§ **TASK TO CARRY OUT**: Please write the next part of the message about volatile ranges below, picking up right after its final sentence.

§ **TEXT EXTRACT**:
Agree but I don't want to put a accuracy of defalut vrange syscall.
Page table lookup needs mmap_sem and O(N) cost so I'm afraid it would
make userland folks hesitant using this system call.
That's why I'd like to make accuarcy with mincore which is alreay costly
function.

> 
> 3. Page reclaim usually happens on individual pages until an
>    allocation can be satisfied, but the shrinker purges entire ranges.

Strictly speaking, not entire rangeS but entire A range.
This recent patchset bails out if we discard as much as VM want.

> 
>    Should it really take out an entire 1G volatile range even though 4
>    pages would have been enough to satisfy an allocation?  Sure, we
>    assume a range represents an single "object" and userspace would
>    have to regenerate the whole thing with only one page missing, but
>    there is still a massive difference in page frees, faults, and
>    allocations.

That's why I wanted to introduce full and partial purging flag as system
call argument.

> 
> There needs to be a *really* good argument why VMAs are not enough for
> this purpose.  I would really like to see anon volatility implemented

Strictly speaking, volatile ranges has two goals.

1. Avoid unncessary swapping or OOM if system has lots of volatile memory
2. Give advanced free rather than madvise(DONTNEED)

First goal is very clear so I don't need to say again
but it seems second goal isn't clear so that I try elaborate it a bit.

§ **EXTRACTED ENTRIES**:
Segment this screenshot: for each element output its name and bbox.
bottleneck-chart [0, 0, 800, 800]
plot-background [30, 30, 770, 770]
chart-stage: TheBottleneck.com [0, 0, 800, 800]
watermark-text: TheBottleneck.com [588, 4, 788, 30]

§ **REPLY TO THE TASK**:
Current allocators really hates frequent calling munmap which is big
performance overhead if other threads are allocating new address
space or are faulting existing address space so they have used
madvise(DONTNEED) as optimization so at least, faulting threads
works well in parallel. It's better but allocators couldn't use
madvise(DONTNEED) frequently because it still prevent other thread's
allocation of new address space for a long time(becuase the overhead
of the system call is O(vma_size(vma)).

Volatile ranges system call never don't need to hold write-side mmap_sem
and the execution time is almost O(log(nr_range))) and if we follow your
suggestion(ie, vrange returns ID), it's O(1). It's better.

Another concern is that some of people want to handle range
fine-granularity, maybe worst case, PAGE_SIZE, in that case
so many VMA could be created if purging happens sparsely so it would
be really memory concern.

> as a VMA attribute, and have regular reclaim decide based on rmap of
> individual pages whether it needs to swap or purge.  Something like
> this:
> 
> MADV_VOLATILE:
>   split vma if necessary
>   set VM_VOLATILE
> 
> MADV_NONVOLATILE:
>   clear VM_VOLATILE
>   merge vma if possible
>   pte walk to check for pmd_purged()/pte_purged()
>   return any_purged

It could make system call really slow so allocator people really
would be reluctant to use it.

> 
> shrink_page_list():
>   if PageAnon:
>     if try_to_purge_anon():
>       page_lock_anon_vma_read()
>       anon_vma_interval_tree_foreach:
>         if vma->vm_flags & VM_VOLATILE:
>           lock page table
>           unmap page
>           set_pmd_purged() / set_pte_purged()
>           unlock page table
>       page_lock_anon_vma_read()
>    ...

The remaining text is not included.